-- START OF Supplied entries --
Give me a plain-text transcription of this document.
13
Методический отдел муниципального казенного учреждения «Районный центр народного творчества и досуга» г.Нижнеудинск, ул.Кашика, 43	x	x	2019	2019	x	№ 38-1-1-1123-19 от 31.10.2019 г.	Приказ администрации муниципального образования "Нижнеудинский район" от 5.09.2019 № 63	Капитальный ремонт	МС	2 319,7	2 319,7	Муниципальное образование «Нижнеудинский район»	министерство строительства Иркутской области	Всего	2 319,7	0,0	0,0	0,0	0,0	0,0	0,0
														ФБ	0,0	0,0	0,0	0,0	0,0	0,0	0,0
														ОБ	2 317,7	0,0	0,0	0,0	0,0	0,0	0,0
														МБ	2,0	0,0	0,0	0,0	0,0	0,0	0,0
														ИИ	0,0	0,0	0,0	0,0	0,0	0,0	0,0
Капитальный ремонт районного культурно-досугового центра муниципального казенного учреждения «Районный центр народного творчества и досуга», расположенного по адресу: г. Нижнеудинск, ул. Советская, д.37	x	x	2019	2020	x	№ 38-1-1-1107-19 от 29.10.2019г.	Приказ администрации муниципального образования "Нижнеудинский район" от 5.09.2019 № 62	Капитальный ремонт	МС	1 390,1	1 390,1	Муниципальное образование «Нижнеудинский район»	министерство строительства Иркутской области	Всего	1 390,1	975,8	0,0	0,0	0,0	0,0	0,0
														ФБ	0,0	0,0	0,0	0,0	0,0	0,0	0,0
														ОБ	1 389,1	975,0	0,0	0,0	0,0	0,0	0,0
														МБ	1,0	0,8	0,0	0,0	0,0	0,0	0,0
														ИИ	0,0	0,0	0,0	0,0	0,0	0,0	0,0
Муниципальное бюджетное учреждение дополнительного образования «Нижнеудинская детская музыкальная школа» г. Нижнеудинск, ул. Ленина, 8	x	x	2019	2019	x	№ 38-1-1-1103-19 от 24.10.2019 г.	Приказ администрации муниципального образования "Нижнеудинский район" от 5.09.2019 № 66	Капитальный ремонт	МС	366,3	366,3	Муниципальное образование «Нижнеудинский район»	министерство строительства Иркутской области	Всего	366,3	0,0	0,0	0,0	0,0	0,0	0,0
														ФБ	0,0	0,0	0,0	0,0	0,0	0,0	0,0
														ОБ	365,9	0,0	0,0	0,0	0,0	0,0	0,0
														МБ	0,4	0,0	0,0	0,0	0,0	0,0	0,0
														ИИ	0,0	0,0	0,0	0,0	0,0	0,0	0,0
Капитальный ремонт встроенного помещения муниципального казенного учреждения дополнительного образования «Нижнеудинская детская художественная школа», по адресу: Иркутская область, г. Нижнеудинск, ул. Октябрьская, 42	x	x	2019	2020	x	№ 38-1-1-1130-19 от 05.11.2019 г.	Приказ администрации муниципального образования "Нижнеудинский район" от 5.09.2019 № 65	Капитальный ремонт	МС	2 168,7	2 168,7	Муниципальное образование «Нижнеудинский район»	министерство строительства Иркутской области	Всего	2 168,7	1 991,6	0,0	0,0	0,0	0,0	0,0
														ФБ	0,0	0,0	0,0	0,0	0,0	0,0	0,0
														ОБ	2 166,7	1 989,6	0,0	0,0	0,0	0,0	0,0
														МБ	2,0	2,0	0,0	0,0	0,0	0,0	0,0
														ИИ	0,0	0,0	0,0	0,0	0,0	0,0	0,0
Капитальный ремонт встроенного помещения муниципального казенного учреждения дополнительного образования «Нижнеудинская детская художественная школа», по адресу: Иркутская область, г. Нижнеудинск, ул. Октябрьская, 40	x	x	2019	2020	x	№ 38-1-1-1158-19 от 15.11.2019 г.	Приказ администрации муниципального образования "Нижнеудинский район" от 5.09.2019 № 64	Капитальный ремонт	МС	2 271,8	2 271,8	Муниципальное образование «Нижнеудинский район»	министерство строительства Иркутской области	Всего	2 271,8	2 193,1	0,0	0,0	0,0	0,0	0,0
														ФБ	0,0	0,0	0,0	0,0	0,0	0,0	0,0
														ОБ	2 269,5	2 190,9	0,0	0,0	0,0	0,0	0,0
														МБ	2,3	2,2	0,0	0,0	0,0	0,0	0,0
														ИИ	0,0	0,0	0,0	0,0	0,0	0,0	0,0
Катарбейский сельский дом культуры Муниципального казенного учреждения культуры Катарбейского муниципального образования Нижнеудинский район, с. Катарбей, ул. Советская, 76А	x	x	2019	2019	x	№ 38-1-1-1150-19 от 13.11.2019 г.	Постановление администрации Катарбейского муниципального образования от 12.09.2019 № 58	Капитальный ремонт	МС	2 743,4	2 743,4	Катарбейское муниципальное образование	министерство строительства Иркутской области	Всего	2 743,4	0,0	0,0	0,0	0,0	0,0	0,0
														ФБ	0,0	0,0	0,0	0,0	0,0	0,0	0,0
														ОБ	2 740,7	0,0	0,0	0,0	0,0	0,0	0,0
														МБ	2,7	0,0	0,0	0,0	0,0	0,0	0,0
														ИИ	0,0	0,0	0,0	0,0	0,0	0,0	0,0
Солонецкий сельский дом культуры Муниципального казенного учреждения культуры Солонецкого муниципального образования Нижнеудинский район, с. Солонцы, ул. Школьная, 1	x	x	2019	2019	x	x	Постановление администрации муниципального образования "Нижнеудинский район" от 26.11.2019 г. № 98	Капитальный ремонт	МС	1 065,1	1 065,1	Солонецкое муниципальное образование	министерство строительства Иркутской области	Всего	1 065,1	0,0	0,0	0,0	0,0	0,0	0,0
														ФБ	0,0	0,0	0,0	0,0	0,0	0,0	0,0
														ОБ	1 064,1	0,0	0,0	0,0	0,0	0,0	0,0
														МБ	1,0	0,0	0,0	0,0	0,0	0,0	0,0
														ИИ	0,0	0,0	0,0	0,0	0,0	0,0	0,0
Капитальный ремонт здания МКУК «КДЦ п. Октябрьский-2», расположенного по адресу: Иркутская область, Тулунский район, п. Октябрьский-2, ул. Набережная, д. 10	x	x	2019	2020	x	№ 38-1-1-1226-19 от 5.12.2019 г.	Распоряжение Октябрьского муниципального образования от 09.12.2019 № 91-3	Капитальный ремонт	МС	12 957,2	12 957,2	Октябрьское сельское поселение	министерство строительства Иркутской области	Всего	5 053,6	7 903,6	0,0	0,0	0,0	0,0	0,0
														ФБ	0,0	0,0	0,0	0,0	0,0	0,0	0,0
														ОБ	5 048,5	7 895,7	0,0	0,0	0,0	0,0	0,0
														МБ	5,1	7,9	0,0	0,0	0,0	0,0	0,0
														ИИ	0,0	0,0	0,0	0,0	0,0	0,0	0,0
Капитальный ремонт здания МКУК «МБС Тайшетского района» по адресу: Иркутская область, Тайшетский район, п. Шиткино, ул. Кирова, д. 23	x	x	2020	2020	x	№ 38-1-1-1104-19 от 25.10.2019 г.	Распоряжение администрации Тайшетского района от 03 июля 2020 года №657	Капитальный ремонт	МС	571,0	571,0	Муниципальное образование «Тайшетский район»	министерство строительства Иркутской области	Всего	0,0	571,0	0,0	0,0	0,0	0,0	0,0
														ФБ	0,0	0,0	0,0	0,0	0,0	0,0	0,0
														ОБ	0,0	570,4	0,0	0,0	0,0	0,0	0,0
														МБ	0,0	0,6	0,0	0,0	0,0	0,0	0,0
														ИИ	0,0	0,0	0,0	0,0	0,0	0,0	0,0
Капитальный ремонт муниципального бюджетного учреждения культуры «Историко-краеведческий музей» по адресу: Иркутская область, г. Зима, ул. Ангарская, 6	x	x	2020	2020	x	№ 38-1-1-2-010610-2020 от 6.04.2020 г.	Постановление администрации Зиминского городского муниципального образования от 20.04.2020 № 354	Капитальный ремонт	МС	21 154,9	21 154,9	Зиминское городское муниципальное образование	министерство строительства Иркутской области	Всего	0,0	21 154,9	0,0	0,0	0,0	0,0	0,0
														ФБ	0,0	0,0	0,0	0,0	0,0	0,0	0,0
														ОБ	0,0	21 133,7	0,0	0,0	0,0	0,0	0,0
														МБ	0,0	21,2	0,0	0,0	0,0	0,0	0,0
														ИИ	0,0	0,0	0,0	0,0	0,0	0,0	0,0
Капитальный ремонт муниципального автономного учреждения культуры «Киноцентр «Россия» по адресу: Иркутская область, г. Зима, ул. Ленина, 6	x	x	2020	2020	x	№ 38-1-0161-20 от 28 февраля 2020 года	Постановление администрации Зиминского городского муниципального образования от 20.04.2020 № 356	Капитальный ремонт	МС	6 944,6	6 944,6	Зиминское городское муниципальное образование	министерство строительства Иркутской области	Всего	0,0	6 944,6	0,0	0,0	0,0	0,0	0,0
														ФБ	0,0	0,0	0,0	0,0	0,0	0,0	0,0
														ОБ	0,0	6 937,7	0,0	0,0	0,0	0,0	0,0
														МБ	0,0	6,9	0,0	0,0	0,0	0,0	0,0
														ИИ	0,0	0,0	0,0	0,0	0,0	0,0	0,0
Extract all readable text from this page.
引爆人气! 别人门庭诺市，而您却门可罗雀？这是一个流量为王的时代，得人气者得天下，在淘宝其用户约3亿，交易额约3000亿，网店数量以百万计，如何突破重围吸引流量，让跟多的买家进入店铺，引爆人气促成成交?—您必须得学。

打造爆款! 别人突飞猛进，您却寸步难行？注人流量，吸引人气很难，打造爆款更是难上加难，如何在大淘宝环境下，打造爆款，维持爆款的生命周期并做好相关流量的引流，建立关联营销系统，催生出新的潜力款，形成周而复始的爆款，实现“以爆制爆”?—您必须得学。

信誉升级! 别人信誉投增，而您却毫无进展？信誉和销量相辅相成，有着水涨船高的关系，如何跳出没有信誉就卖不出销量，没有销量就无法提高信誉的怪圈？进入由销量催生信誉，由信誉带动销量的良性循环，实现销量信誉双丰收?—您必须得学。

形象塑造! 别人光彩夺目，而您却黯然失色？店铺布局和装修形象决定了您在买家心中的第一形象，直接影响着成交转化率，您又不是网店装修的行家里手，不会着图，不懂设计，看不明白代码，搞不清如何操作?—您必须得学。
-- END OF Supplied entries --
What you should do: Search the entries for the word "text", then list each line that holds it.

Full solution:
Give me a plain-text transcription of this document.
Extract all readable text from this page.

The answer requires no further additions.